A run of records:

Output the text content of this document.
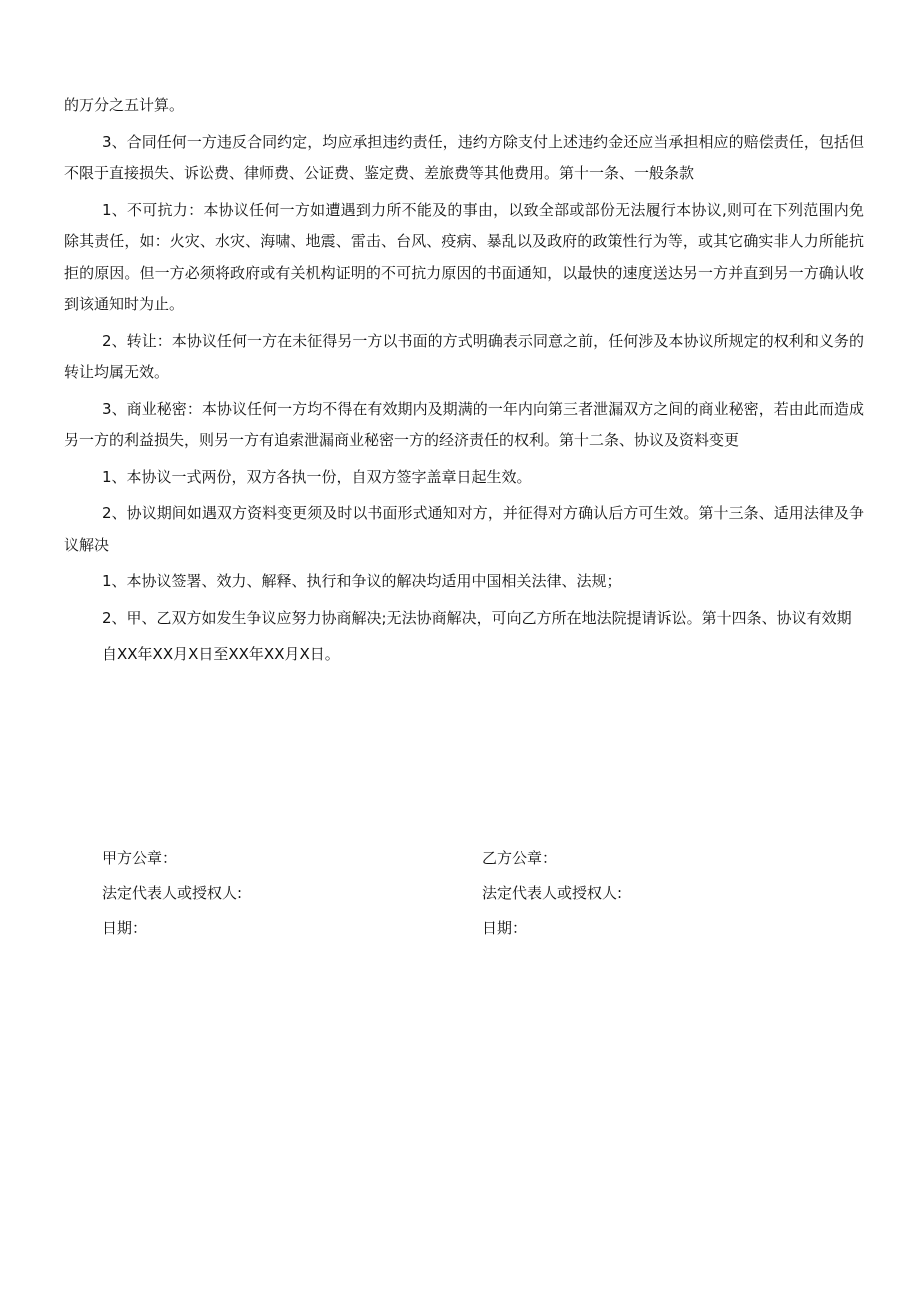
的万分之五计算。

3、合同任何一方违反合同约定，均应承担违约责任，违约方除支付上述违约金还应当承担相应的赔偿责任，包括但不限于直接损失、诉讼费、律师费、公证费、鉴定费、差旅费等其他费用。第十一条、一般条款

1、不可抗力：本协议任何一方如遭遇到力所不能及的事由，以致全部或部份无法履行本协议,则可在下列范围内免除其责任，如：火灾、水灾、海啸、地震、雷击、台风、疫病、暴乱以及政府的政策性行为等，或其它确实非人力所能抗拒的原因。但一方必须将政府或有关机构证明的不可抗力原因的书面通知，以最快的速度送达另一方并直到另一方确认收到该通知时为止。

2、转让：本协议任何一方在未征得另一方以书面的方式明确表示同意之前，任何涉及本协议所规定的权利和义务的转让均属无效。

3、商业秘密：本协议任何一方均不得在有效期内及期满的一年内向第三者泄漏双方之间的商业秘密，若由此而造成另一方的利益损失，则另一方有追索泄漏商业秘密一方的经济责任的权利。第十二条、协议及资料变更

1、本协议一式两份，双方各执一份，自双方签字盖章日起生效。

2、协议期间如遇双方资料变更须及时以书面形式通知对方，并征得对方确认后方可生效。第十三条、适用法律及争议解决

1、本协议签署、效力、解释、执行和争议的解决均适用中国相关法律、法规；

2、甲、乙双方如发生争议应努力协商解决;无法协商解决，可向乙方所在地法院提请诉讼。第十四条、协议有效期

自XX年XX月X日至XX年XX月X日。

甲方公章：
法定代表人或授权人:
日期：
乙方公章：
法定代表人或授权人:
日期：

What the task asks:
Print the records word for word and exclude any picture they hold.

Written reply:
Output the text content of this document.
的万分之五计算。

3、合同任何一方违反合同约定，均应承担违约责任，违约方除支付上述违约金还应当承担相应的赔偿责任，包括但不限于直接损失、诉讼费、律师费、公证费、鉴定费、差旅费等其他费用。第十一条、一般条款

1、不可抗力：本协议任何一方如遭遇到力所不能及的事由，以致全部或部份无法履行本协议,则可在下列范围内免除其责任，如：火灾、水灾、海啸、地震、雷击、台风、疫病、暴乱以及政府的政策性行为等，或其它确实非人力所能抗拒的原因。但一方必须将政府或有关机构证明的不可抗力原因的书面通知，以最快的速度送达另一方并直到另一方确认收到该通知时为止。

2、转让：本协议任何一方在未征得另一方以书面的方式明确表示同意之前，任何涉及本协议所规定的权利和义务的转让均属无效。

3、商业秘密：本协议任何一方均不得在有效期内及期满的一年内向第三者泄漏双方之间的商业秘密，若由此而造成另一方的利益损失，则另一方有追索泄漏商业秘密一方的经济责任的权利。第十二条、协议及资料变更

1、本协议一式两份，双方各执一份，自双方签字盖章日起生效。

2、协议期间如遇双方资料变更须及时以书面形式通知对方，并征得对方确认后方可生效。第十三条、适用法律及争议解决

1、本协议签署、效力、解释、执行和争议的解决均适用中国相关法律、法规；

2、甲、乙双方如发生争议应努力协商解决;无法协商解决，可向乙方所在地法院提请诉讼。第十四条、协议有效期

自XX年XX月X日至XX年XX月X日。

甲方公章：
法定代表人或授权人:
日期：
乙方公章：
法定代表人或授权人:
日期：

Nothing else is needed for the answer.